◆ **Work to be completed**:
Your task is to filter the data below down to the lines holding "failą".
____
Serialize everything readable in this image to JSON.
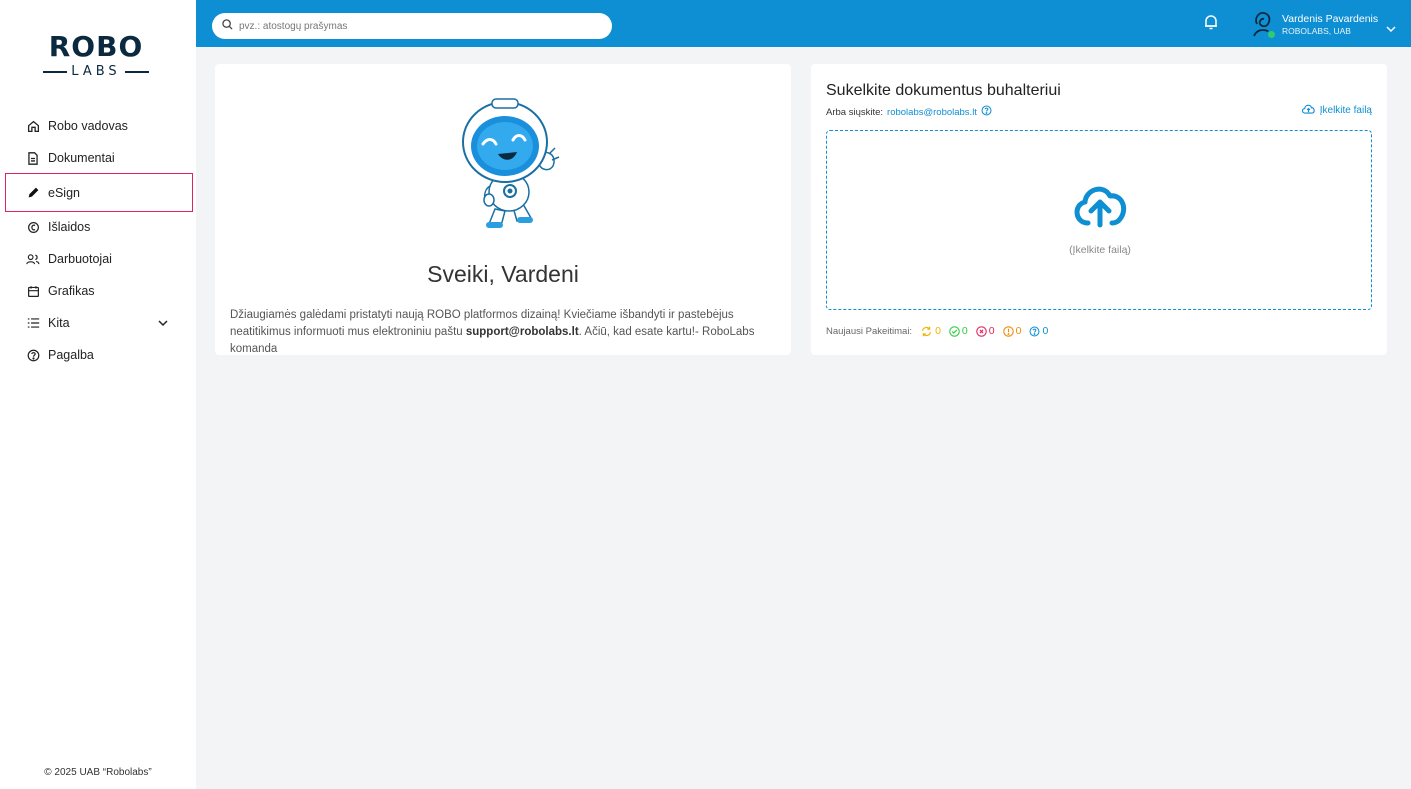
{
  "sidebar": {
    "logo_top": "ROBO",
    "logo_bottom": "LABS",
    "items": [
      {
        "label": "Robo vadovas",
        "icon": "home-icon"
      },
      {
        "label": "Dokumentai",
        "icon": "document-icon"
      },
      {
        "label": "eSign",
        "icon": "pen-icon",
        "active": true
      },
      {
        "label": "Išlaidos",
        "icon": "expenses-icon"
      },
      {
        "label": "Darbuotojai",
        "icon": "users-icon"
      },
      {
        "label": "Grafikas",
        "icon": "calendar-icon"
      },
      {
        "label": "Kita",
        "icon": "list-icon",
        "expandable": true
      },
      {
        "label": "Pagalba",
        "icon": "help-icon"
      }
    ],
    "copyright": "© 2025 UAB “Robolabs”"
  },
  "topbar": {
    "search_placeholder": "pvz.: atostogų prašymas",
    "user_name": "Vardenis Pavardenis",
    "user_company": "ROBOLABS, UAB",
    "status_color": "#2ecc71"
  },
  "welcome": {
    "greeting": "Sveiki, Vardeni",
    "intro_text": "Džiaugiamės galėdami pristatyti naują ROBO platformos dizainą! Kviečiame išbandyti ir pastebėjus neatitikimus informuoti mus elektroniniu paštu ",
    "intro_email": "support@robolabs.lt",
    "intro_tail": ". Ačiū, kad esate kartu!- RoboLabs komanda"
  },
  "upload": {
    "title": "Sukelkite dokumentus buhalteriui",
    "or_send": "Arba siųskite:",
    "email": "robolabs@robolabs.lt",
    "upload_link": "Įkelkite failą",
    "drop_text": "(Įkelkite failą)",
    "recent_label": "Naujausi Pakeitimai:",
    "statuses": [
      {
        "name": "processing",
        "count": "0",
        "color": "#f5b400"
      },
      {
        "name": "done",
        "count": "0",
        "color": "#2ecc40"
      },
      {
        "name": "rejected",
        "count": "0",
        "color": "#e0245e"
      },
      {
        "name": "warning",
        "count": "0",
        "color": "#f08a00"
      },
      {
        "name": "question",
        "count": "0",
        "color": "#0e8ed3"
      }
    ]
  },
  "colors": {
    "accent": "#0e8ed3",
    "active_outline": "#e0245e"
  }
}
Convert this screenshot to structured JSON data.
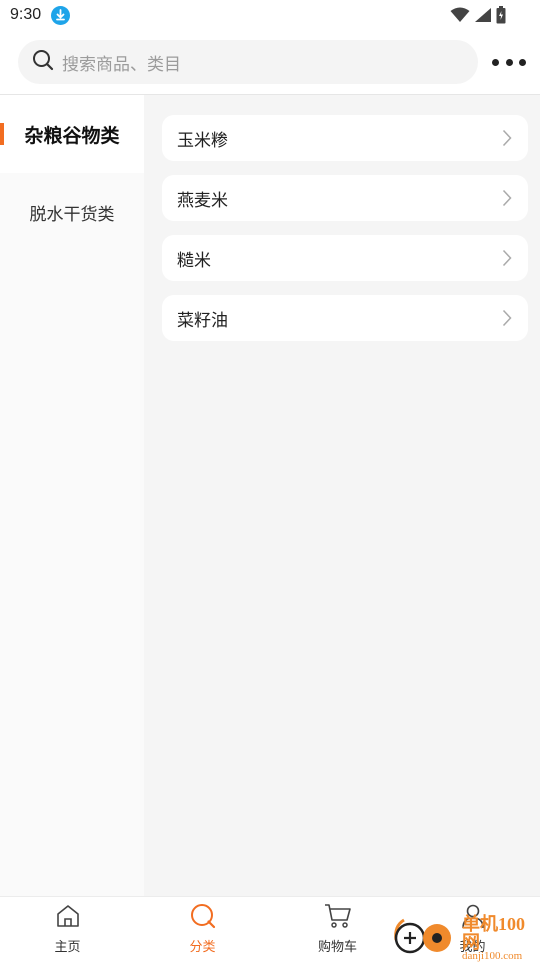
{
  "status_bar": {
    "time": "9:30"
  },
  "search": {
    "placeholder": "搜索商品、类目"
  },
  "sidebar": {
    "items": [
      {
        "label": "杂粮谷物类",
        "active": true
      },
      {
        "label": "脱水干货类",
        "active": false
      }
    ]
  },
  "subcategories": [
    {
      "label": "玉米糁"
    },
    {
      "label": "燕麦米"
    },
    {
      "label": "糙米"
    },
    {
      "label": "菜籽油"
    }
  ],
  "tabbar": {
    "tabs": [
      {
        "label": "主页",
        "icon": "home-icon"
      },
      {
        "label": "分类",
        "icon": "search-circle-icon",
        "active": true
      },
      {
        "label": "购物车",
        "icon": "cart-icon"
      },
      {
        "label": "我的",
        "icon": "user-icon"
      }
    ]
  },
  "watermark": {
    "title": "单机100网",
    "url": "danji100.com"
  },
  "colors": {
    "accent": "#f26d21",
    "sidebar_bg": "#fafafa",
    "content_bg": "#f5f5f5",
    "download_icon": "#1ea4e9"
  }
}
____
◆ **Answer to the problem**:
    "upload_link": "Įkelkite failą",
    "drop_text": "(Įkelkite failą)",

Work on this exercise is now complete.